Exercise goal: Work out the number of lines in the listing that include the string "heart". Reply with that number alone.

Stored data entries
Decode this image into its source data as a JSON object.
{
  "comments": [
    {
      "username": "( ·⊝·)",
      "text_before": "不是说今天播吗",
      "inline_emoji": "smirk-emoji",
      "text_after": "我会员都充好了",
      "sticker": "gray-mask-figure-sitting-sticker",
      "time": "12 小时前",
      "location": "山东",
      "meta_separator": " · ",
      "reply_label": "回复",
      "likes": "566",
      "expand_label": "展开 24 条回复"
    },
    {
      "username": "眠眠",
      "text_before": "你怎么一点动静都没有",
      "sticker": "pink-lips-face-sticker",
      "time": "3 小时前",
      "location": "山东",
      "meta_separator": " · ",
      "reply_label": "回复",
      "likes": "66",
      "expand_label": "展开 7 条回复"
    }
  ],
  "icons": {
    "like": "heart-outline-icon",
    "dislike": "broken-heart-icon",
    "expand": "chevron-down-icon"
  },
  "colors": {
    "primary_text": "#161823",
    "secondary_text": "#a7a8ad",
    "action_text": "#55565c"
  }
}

Finished task: 2